## Exercise input
------------------------------------------------------------

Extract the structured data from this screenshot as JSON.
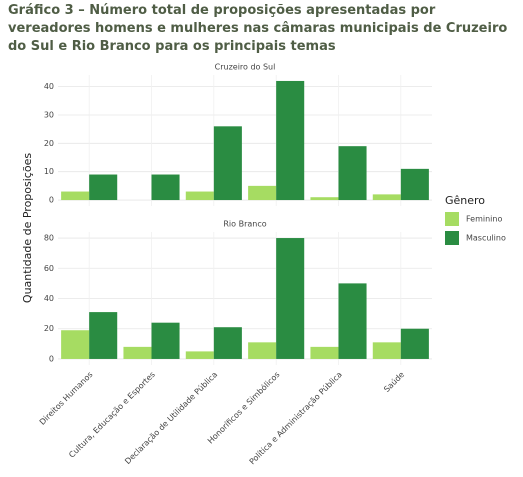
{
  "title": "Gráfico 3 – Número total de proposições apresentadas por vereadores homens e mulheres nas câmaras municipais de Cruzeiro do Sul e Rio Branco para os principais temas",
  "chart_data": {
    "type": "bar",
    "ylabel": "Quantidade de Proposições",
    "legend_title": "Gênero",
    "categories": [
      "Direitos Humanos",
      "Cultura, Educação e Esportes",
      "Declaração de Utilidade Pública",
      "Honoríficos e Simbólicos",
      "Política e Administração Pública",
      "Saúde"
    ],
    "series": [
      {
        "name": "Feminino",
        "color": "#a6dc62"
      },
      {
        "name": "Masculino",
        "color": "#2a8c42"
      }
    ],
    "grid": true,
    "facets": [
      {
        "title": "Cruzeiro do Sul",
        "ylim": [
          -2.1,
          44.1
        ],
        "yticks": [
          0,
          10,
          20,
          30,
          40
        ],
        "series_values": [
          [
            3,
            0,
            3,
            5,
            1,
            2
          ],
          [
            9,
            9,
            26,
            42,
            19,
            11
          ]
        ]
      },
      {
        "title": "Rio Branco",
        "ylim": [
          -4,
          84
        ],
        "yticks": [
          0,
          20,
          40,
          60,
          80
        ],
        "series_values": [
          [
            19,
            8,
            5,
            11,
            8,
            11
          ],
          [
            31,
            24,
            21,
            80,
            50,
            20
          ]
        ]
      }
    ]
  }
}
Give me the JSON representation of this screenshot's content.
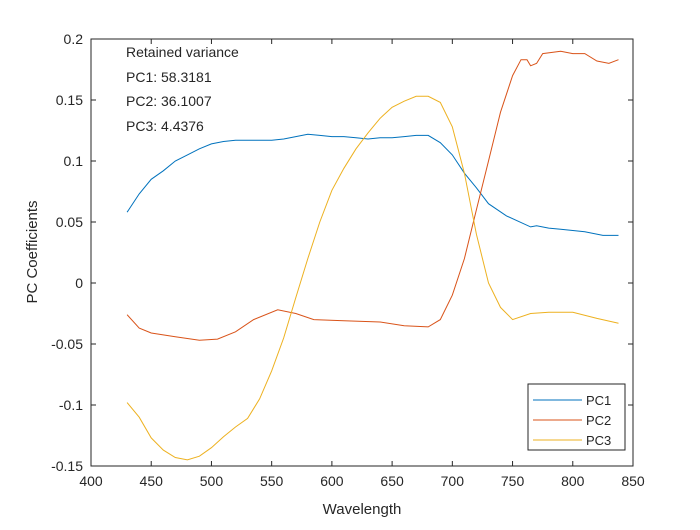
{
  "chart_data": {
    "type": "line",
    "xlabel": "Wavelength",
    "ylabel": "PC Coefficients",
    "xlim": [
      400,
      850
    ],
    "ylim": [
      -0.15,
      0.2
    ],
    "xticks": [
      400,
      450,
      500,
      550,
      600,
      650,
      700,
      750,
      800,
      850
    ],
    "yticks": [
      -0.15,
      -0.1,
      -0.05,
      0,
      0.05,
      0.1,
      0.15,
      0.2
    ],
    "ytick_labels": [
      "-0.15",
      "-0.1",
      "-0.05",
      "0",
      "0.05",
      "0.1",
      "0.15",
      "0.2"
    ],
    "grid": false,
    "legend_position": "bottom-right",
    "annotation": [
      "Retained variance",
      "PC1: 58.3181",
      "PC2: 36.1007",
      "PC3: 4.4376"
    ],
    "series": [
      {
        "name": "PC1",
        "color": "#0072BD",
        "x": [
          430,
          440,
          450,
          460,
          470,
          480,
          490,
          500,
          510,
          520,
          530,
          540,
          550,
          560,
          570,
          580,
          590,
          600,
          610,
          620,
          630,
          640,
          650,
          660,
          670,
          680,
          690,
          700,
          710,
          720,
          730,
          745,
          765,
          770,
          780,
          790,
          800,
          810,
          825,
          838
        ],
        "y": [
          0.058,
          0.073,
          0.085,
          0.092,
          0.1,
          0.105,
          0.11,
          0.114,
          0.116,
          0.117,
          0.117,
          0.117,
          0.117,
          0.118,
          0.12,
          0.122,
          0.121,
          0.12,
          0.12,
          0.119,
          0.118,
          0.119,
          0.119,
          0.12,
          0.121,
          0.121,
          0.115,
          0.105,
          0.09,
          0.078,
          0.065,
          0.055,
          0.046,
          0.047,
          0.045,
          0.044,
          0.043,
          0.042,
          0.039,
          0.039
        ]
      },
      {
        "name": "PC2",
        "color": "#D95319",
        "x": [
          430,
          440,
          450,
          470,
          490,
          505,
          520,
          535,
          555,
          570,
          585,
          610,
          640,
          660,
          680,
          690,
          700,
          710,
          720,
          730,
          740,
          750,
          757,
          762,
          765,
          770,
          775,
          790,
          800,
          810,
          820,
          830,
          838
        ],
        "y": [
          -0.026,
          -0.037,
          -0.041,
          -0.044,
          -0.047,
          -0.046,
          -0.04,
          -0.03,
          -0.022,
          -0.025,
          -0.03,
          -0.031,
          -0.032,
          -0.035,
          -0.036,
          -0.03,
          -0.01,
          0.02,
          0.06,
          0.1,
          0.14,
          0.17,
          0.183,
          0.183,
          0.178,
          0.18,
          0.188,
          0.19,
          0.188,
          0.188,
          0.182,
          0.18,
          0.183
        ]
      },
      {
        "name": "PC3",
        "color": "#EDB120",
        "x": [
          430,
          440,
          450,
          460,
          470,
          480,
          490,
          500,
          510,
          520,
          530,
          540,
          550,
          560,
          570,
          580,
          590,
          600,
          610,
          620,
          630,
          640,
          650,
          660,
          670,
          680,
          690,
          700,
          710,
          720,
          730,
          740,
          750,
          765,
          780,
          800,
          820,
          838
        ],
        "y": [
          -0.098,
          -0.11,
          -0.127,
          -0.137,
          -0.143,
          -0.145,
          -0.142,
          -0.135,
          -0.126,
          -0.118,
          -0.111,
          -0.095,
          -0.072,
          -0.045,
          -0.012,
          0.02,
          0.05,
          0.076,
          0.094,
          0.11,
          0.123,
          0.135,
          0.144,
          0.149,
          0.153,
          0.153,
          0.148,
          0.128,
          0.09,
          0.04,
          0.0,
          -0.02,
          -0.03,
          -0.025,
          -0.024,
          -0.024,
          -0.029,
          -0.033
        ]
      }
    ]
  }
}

------------------------------------------------------------

## What to produce
Each line of the material must be retyped exactly, except that images are omitted.

## Solution for this exercise
Extract the structured data from this screenshot as JSON.
{
  "title": "Gráfico 3 – Número total de proposições apresentadas por vereadores homens e mulheres nas câmaras municipais de Cruzeiro do Sul e Rio Branco para os principais temas",
  "chart_data": {
    "type": "bar",
    "ylabel": "Quantidade de Proposições",
    "legend_title": "Gênero",
    "categories": [
      "Direitos Humanos",
      "Cultura, Educação e Esportes",
      "Declaração de Utilidade Pública",
      "Honoríficos e Simbólicos",
      "Política e Administração Pública",
      "Saúde"
    ],
    "series": [
      {
        "name": "Feminino",
        "color": "#a6dc62"
      },
      {
        "name": "Masculino",
        "color": "#2a8c42"
      }
    ],
    "grid": true,
    "facets": [
      {
        "title": "Cruzeiro do Sul",
        "ylim": [
          -2.1,
          44.1
        ],
        "yticks": [
          0,
          10,
          20,
          30,
          40
        ],
        "series_values": [
          [
            3,
            0,
            3,
            5,
            1,
            2
          ],
          [
            9,
            9,
            26,
            42,
            19,
            11
          ]
        ]
      },
      {
        "title": "Rio Branco",
        "ylim": [
          -4,
          84
        ],
        "yticks": [
          0,
          20,
          40,
          60,
          80
        ],
        "series_values": [
          [
            19,
            8,
            5,
            11,
            8,
            11
          ],
          [
            31,
            24,
            21,
            80,
            50,
            20
          ]
        ]
      }
    ]
  }
}
Give me the JSON representation of this screenshot's content.
{
  "chart_data": {
    "type": "line",
    "xlabel": "Wavelength",
    "ylabel": "PC Coefficients",
    "xlim": [
      400,
      850
    ],
    "ylim": [
      -0.15,
      0.2
    ],
    "xticks": [
      400,
      450,
      500,
      550,
      600,
      650,
      700,
      750,
      800,
      850
    ],
    "yticks": [
      -0.15,
      -0.1,
      -0.05,
      0,
      0.05,
      0.1,
      0.15,
      0.2
    ],
    "ytick_labels": [
      "-0.15",
      "-0.1",
      "-0.05",
      "0",
      "0.05",
      "0.1",
      "0.15",
      "0.2"
    ],
    "grid": false,
    "legend_position": "bottom-right",
    "annotation": [
      "Retained variance",
      "PC1: 58.3181",
      "PC2: 36.1007",
      "PC3: 4.4376"
    ],
    "series": [
      {
        "name": "PC1",
        "color": "#0072BD",
        "x": [
          430,
          440,
          450,
          460,
          470,
          480,
          490,
          500,
          510,
          520,
          530,
          540,
          550,
          560,
          570,
          580,
          590,
          600,
          610,
          620,
          630,
          640,
          650,
          660,
          670,
          680,
          690,
          700,
          710,
          720,
          730,
          745,
          765,
          770,
          780,
          790,
          800,
          810,
          825,
          838
        ],
        "y": [
          0.058,
          0.073,
          0.085,
          0.092,
          0.1,
          0.105,
          0.11,
          0.114,
          0.116,
          0.117,
          0.117,
          0.117,
          0.117,
          0.118,
          0.12,
          0.122,
          0.121,
          0.12,
          0.12,
          0.119,
          0.118,
          0.119,
          0.119,
          0.12,
          0.121,
          0.121,
          0.115,
          0.105,
          0.09,
          0.078,
          0.065,
          0.055,
          0.046,
          0.047,
          0.045,
          0.044,
          0.043,
          0.042,
          0.039,
          0.039
        ]
      },
      {
        "name": "PC2",
        "color": "#D95319",
        "x": [
          430,
          440,
          450,
          470,
          490,
          505,
          520,
          535,
          555,
          570,
          585,
          610,
          640,
          660,
          680,
          690,
          700,
          710,
          720,
          730,
          740,
          750,
          757,
          762,
          765,
          770,
          775,
          790,
          800,
          810,
          820,
          830,
          838
        ],
        "y": [
          -0.026,
          -0.037,
          -0.041,
          -0.044,
          -0.047,
          -0.046,
          -0.04,
          -0.03,
          -0.022,
          -0.025,
          -0.03,
          -0.031,
          -0.032,
          -0.035,
          -0.036,
          -0.03,
          -0.01,
          0.02,
          0.06,
          0.1,
          0.14,
          0.17,
          0.183,
          0.183,
          0.178,
          0.18,
          0.188,
          0.19,
          0.188,
          0.188,
          0.182,
          0.18,
          0.183
        ]
      },
      {
        "name": "PC3",
        "color": "#EDB120",
        "x": [
          430,
          440,
          450,
          460,
          470,
          480,
          490,
          500,
          510,
          520,
          530,
          540,
          550,
          560,
          570,
          580,
          590,
          600,
          610,
          620,
          630,
          640,
          650,
          660,
          670,
          680,
          690,
          700,
          710,
          720,
          730,
          740,
          750,
          765,
          780,
          800,
          820,
          838
        ],
        "y": [
          -0.098,
          -0.11,
          -0.127,
          -0.137,
          -0.143,
          -0.145,
          -0.142,
          -0.135,
          -0.126,
          -0.118,
          -0.111,
          -0.095,
          -0.072,
          -0.045,
          -0.012,
          0.02,
          0.05,
          0.076,
          0.094,
          0.11,
          0.123,
          0.135,
          0.144,
          0.149,
          0.153,
          0.153,
          0.148,
          0.128,
          0.09,
          0.04,
          0.0,
          -0.02,
          -0.03,
          -0.025,
          -0.024,
          -0.024,
          -0.029,
          -0.033
        ]
      }
    ]
  }
}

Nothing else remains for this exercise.